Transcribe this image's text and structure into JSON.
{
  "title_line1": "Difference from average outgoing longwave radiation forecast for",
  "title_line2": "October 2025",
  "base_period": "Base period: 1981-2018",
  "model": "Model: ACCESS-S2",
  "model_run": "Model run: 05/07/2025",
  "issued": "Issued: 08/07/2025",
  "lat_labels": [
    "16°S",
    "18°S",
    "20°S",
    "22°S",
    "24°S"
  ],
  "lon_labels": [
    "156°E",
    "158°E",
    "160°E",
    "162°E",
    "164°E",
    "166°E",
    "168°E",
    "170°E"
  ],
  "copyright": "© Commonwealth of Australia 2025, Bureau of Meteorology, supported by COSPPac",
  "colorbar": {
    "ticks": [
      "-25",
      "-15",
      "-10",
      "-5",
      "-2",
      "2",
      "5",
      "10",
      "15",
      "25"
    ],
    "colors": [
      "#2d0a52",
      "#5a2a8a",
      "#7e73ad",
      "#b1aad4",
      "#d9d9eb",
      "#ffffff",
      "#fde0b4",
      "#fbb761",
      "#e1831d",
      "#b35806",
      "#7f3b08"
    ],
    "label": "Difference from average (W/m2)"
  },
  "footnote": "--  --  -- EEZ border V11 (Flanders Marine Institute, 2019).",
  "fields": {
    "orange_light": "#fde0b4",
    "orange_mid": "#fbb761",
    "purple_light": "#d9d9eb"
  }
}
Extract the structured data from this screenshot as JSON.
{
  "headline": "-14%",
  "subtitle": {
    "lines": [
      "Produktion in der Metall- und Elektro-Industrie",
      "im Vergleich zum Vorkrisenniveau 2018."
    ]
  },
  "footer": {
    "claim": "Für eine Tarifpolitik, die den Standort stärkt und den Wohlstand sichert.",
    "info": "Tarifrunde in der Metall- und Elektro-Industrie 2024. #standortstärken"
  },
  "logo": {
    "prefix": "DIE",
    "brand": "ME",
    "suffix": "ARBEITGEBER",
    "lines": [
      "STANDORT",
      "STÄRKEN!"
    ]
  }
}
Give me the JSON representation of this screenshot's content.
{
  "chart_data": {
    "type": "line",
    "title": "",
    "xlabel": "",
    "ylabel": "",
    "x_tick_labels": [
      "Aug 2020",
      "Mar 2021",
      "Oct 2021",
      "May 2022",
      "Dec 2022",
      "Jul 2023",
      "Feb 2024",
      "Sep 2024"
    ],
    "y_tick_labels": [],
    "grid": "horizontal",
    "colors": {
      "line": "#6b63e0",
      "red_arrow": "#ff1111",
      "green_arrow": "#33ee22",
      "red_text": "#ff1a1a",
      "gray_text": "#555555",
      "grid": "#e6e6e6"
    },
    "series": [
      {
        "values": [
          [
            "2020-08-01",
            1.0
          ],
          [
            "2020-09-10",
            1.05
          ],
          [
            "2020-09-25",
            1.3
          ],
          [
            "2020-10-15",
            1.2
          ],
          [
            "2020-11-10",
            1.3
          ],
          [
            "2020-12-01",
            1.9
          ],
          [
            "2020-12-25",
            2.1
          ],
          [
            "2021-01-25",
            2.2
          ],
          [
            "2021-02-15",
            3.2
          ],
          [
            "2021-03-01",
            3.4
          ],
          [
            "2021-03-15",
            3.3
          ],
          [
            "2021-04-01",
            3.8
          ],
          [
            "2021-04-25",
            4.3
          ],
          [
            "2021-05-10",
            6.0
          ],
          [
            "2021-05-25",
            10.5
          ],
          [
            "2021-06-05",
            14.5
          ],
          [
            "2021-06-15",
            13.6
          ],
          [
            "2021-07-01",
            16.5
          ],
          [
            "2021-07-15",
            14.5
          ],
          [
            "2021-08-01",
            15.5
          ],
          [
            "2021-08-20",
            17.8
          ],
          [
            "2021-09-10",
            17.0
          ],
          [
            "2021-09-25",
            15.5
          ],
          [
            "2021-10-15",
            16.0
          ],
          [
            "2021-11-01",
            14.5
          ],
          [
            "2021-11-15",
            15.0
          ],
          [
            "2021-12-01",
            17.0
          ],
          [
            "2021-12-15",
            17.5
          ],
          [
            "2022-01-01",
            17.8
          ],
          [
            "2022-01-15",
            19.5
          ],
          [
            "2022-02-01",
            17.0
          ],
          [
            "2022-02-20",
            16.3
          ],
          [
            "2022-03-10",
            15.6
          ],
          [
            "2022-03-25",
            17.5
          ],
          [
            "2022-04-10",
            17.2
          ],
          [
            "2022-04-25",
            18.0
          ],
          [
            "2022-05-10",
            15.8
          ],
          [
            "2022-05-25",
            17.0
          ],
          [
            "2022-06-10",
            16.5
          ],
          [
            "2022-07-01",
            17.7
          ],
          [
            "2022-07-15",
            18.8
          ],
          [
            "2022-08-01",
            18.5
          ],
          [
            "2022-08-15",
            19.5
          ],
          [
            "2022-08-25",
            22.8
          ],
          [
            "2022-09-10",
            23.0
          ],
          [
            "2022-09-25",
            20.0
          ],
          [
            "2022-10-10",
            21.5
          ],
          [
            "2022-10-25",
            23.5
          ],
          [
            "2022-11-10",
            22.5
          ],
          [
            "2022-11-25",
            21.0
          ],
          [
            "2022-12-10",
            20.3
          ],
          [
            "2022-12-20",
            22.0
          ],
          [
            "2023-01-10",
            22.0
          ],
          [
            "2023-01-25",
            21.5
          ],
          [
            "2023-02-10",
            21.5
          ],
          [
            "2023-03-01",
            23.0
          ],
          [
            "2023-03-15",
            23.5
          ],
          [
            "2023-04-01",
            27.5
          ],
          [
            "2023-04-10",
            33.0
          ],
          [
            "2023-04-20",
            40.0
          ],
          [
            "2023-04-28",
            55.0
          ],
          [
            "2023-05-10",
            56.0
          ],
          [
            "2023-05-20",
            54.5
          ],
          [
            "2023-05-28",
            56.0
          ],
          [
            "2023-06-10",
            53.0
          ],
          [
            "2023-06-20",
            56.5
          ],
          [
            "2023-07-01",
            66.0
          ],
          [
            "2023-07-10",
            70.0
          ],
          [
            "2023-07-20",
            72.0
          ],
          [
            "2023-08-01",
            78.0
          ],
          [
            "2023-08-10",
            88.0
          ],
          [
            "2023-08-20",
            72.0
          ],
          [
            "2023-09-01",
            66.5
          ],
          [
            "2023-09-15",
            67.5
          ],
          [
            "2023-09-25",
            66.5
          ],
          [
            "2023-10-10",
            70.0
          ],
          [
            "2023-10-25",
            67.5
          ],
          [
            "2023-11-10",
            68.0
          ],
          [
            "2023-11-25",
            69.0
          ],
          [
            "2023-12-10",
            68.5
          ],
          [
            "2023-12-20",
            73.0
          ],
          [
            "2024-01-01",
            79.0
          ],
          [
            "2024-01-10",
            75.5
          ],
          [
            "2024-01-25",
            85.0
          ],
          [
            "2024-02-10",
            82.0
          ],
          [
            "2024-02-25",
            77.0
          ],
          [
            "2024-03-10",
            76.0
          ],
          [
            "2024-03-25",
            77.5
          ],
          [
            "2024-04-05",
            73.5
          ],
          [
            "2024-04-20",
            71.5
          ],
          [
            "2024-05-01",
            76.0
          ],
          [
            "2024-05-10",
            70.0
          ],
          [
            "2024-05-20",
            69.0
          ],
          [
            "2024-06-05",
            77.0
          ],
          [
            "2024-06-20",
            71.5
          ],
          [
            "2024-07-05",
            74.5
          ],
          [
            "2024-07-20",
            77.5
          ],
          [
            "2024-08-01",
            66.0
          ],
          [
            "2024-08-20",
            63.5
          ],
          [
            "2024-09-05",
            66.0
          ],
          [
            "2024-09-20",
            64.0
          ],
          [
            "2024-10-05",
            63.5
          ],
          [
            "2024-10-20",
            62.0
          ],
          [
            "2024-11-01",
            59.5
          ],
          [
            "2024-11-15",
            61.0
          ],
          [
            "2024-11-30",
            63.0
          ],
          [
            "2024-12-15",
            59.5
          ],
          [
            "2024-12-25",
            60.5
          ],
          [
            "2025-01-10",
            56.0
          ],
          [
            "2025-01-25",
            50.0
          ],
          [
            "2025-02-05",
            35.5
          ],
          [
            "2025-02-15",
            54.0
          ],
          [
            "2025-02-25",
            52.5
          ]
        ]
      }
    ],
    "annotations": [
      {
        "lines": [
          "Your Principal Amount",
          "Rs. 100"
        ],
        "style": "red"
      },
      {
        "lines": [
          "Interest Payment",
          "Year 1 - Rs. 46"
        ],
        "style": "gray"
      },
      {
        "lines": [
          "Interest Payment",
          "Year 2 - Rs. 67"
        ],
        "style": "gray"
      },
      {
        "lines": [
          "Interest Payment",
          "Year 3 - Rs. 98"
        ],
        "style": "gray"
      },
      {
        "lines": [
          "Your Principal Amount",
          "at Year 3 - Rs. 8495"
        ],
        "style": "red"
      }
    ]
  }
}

▶ **GOAL OF THE EXERCISE**: Look through the data and gather every line with the string "Industrie" in it.

▶ **RESULT FOR THIS EXERCISE**:
      "Produktion in der Metall- und Elektro-Industrie",
    "info": "Tarifrunde in der Metall- und Elektro-Industrie 2024. #standortstärken"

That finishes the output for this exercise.